#### WORK TO BE COMPLETED
Of the lines in the listing below, how many hold "will"? Answer with the number only.
Start of PROVIDED INFORMATION
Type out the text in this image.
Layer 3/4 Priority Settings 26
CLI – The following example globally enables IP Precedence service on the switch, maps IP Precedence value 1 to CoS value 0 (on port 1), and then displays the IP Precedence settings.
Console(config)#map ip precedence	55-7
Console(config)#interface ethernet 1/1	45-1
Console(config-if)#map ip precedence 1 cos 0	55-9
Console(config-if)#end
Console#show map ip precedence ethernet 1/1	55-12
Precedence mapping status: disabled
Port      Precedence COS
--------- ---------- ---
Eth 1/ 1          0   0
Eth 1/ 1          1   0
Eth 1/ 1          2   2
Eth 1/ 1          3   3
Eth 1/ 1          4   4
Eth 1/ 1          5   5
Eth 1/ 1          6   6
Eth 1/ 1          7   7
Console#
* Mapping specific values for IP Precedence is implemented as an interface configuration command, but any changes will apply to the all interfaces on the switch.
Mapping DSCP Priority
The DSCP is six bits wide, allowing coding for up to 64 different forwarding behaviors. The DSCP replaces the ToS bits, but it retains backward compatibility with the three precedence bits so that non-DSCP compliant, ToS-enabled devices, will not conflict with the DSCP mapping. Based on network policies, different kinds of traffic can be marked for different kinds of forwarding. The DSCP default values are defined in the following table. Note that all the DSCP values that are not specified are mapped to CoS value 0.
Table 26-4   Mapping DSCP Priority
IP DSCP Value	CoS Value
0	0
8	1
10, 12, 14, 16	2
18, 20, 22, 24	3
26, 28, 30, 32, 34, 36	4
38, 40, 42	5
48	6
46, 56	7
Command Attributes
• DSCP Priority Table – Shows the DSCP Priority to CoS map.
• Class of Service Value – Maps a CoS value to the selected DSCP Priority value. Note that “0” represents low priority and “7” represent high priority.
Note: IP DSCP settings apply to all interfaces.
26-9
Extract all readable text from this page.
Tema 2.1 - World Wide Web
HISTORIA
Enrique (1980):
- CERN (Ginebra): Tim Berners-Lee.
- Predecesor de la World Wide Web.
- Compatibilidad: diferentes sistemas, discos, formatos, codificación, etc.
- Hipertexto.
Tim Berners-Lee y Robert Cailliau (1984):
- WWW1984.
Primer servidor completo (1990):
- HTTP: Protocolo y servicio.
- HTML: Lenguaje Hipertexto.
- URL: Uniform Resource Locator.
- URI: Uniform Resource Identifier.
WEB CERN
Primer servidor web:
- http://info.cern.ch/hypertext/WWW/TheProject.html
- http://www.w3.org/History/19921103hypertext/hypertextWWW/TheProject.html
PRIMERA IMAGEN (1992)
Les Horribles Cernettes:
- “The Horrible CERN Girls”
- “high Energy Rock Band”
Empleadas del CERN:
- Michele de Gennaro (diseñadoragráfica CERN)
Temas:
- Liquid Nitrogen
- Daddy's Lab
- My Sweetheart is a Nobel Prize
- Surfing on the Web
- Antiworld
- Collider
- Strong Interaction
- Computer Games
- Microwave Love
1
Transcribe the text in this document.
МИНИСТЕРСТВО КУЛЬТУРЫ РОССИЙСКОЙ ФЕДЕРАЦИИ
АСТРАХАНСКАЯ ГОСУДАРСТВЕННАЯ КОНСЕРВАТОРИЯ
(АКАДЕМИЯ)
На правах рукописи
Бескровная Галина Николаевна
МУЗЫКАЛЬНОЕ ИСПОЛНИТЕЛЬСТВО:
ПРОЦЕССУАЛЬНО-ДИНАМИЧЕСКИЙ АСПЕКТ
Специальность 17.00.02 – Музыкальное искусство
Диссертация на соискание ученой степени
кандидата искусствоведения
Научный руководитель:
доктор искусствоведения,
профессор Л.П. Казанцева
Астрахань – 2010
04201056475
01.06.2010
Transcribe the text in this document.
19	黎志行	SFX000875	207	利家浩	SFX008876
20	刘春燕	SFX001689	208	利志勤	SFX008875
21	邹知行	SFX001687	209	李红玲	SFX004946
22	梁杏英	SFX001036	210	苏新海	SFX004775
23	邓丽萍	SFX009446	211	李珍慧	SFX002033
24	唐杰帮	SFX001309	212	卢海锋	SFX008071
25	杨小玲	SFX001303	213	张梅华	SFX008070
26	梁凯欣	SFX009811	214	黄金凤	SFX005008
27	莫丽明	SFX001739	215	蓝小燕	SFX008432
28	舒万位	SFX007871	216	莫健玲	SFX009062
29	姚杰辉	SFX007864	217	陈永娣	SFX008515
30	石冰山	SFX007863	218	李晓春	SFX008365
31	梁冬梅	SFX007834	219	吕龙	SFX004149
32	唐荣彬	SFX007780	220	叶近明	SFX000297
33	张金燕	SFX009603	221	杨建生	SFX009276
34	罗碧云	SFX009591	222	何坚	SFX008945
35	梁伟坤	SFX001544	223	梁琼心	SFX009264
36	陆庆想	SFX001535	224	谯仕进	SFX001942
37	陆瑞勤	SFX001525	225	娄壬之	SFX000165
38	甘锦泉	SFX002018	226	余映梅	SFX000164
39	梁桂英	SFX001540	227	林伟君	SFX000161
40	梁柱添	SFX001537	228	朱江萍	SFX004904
End of PROVIDED INFORMATION
#### OUTPUT BELOW
2